GIVEN REQUEST: Transcribe the data in full and exactly, omitting any pictures.

DATA EXTRACT:
..............................
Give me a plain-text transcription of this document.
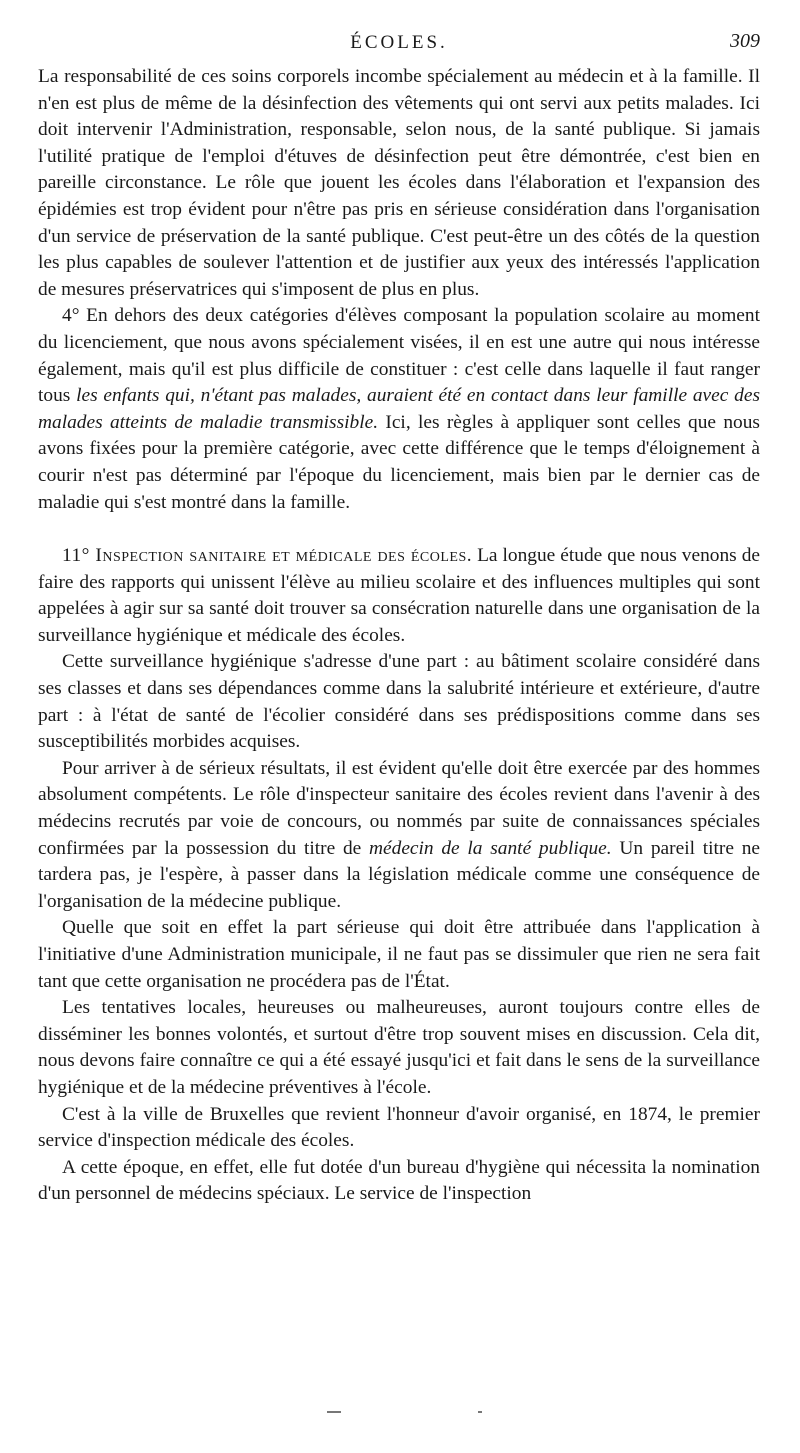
ÉCOLES.	309

La responsabilité de ces soins corporels incombe spécialement au médecin et à la famille. Il n'en est plus de même de la désinfection des vêtements qui ont servi aux petits malades. Ici doit intervenir l'Administration, responsable, selon nous, de la santé publique. Si jamais l'utilité pratique de l'emploi d'étuves de désinfection peut être démontrée, c'est bien en pareille circonstance. Le rôle que jouent les écoles dans l'élaboration et l'expansion des épidémies est trop évident pour n'être pas pris en sérieuse considération dans l'organisation d'un service de préservation de la santé publique. C'est peut-être un des côtés de la question les plus capables de soulever l'attention et de justifier aux yeux des intéressés l'application de mesures préservatrices qui s'imposent de plus en plus.

4° En dehors des deux catégories d'élèves composant la population scolaire au moment du licenciement, que nous avons spécialement visées, il en est une autre qui nous intéresse également, mais qu'il est plus difficile de constituer : c'est celle dans laquelle il faut ranger tous les enfants qui, n'étant pas malades, auraient été en contact dans leur famille avec des malades atteints de maladie transmissible. Ici, les règles à appliquer sont celles que nous avons fixées pour la première catégorie, avec cette différence que le temps d'éloignement à courir n'est pas déterminé par l'époque du licenciement, mais bien par le dernier cas de maladie qui s'est montré dans la famille.

11° Inspection sanitaire et médicale des écoles. La longue étude que nous venons de faire des rapports qui unissent l'élève au milieu scolaire et des influences multiples qui sont appelées à agir sur sa santé doit trouver sa consécration naturelle dans une organisation de la surveillance hygiénique et médicale des écoles.

Cette surveillance hygiénique s'adresse d'une part : au bâtiment scolaire considéré dans ses classes et dans ses dépendances comme dans la salubrité intérieure et extérieure, d'autre part : à l'état de santé de l'écolier considéré dans ses prédispositions comme dans ses susceptibilités morbides acquises.

Pour arriver à de sérieux résultats, il est évident qu'elle doit être exercée par des hommes absolument compétents. Le rôle d'inspecteur sanitaire des écoles revient dans l'avenir à des médecins recrutés par voie de concours, ou nommés par suite de connaissances spéciales confirmées par la possession du titre de médecin de la santé publique. Un pareil titre ne tardera pas, je l'espère, à passer dans la législation médicale comme une conséquence de l'organisation de la médecine publique.

Quelle que soit en effet la part sérieuse qui doit être attribuée dans l'application à l'initiative d'une Administration municipale, il ne faut pas se dissimuler que rien ne sera fait tant que cette organisation ne procédera pas de l'État.

Les tentatives locales, heureuses ou malheureuses, auront toujours contre elles de disséminer les bonnes volontés, et surtout d'être trop souvent mises en discussion. Cela dit, nous devons faire connaître ce qui a été essayé jusqu'ici et fait dans le sens de la surveillance hygiénique et de la médecine préventives à l'école.

C'est à la ville de Bruxelles que revient l'honneur d'avoir organisé, en 1874, le premier service d'inspection médicale des écoles.

A cette époque, en effet, elle fut dotée d'un bureau d'hygiène qui nécessita la nomination d'un personnel de médecins spéciaux. Le service de l'inspection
..............................
OUTPUT OF THE TASK:
Give me a plain-text transcription of this document.
ÉCOLES.	309

La responsabilité de ces soins corporels incombe spécialement au médecin et à la famille. Il n'en est plus de même de la désinfection des vêtements qui ont servi aux petits malades. Ici doit intervenir l'Administration, responsable, selon nous, de la santé publique. Si jamais l'utilité pratique de l'emploi d'étuves de désinfection peut être démontrée, c'est bien en pareille circonstance. Le rôle que jouent les écoles dans l'élaboration et l'expansion des épidémies est trop évident pour n'être pas pris en sérieuse considération dans l'organisation d'un service de préservation de la santé publique. C'est peut-être un des côtés de la question les plus capables de soulever l'attention et de justifier aux yeux des intéressés l'application de mesures préservatrices qui s'imposent de plus en plus.

4° En dehors des deux catégories d'élèves composant la population scolaire au moment du licenciement, que nous avons spécialement visées, il en est une autre qui nous intéresse également, mais qu'il est plus difficile de constituer : c'est celle dans laquelle il faut ranger tous les enfants qui, n'étant pas malades, auraient été en contact dans leur famille avec des malades atteints de maladie transmissible. Ici, les règles à appliquer sont celles que nous avons fixées pour la première catégorie, avec cette différence que le temps d'éloignement à courir n'est pas déterminé par l'époque du licenciement, mais bien par le dernier cas de maladie qui s'est montré dans la famille.

11° Inspection sanitaire et médicale des écoles. La longue étude que nous venons de faire des rapports qui unissent l'élève au milieu scolaire et des influences multiples qui sont appelées à agir sur sa santé doit trouver sa consécration naturelle dans une organisation de la surveillance hygiénique et médicale des écoles.

Cette surveillance hygiénique s'adresse d'une part : au bâtiment scolaire considéré dans ses classes et dans ses dépendances comme dans la salubrité intérieure et extérieure, d'autre part : à l'état de santé de l'écolier considéré dans ses prédispositions comme dans ses susceptibilités morbides acquises.

Pour arriver à de sérieux résultats, il est évident qu'elle doit être exercée par des hommes absolument compétents. Le rôle d'inspecteur sanitaire des écoles revient dans l'avenir à des médecins recrutés par voie de concours, ou nommés par suite de connaissances spéciales confirmées par la possession du titre de médecin de la santé publique. Un pareil titre ne tardera pas, je l'espère, à passer dans la législation médicale comme une conséquence de l'organisation de la médecine publique.

Quelle que soit en effet la part sérieuse qui doit être attribuée dans l'application à l'initiative d'une Administration municipale, il ne faut pas se dissimuler que rien ne sera fait tant que cette organisation ne procédera pas de l'État.

Les tentatives locales, heureuses ou malheureuses, auront toujours contre elles de disséminer les bonnes volontés, et surtout d'être trop souvent mises en discussion. Cela dit, nous devons faire connaître ce qui a été essayé jusqu'ici et fait dans le sens de la surveillance hygiénique et de la médecine préventives à l'école.

C'est à la ville de Bruxelles que revient l'honneur d'avoir organisé, en 1874, le premier service d'inspection médicale des écoles.

A cette époque, en effet, elle fut dotée d'un bureau d'hygiène qui nécessita la nomination d'un personnel de médecins spéciaux. Le service de l'inspection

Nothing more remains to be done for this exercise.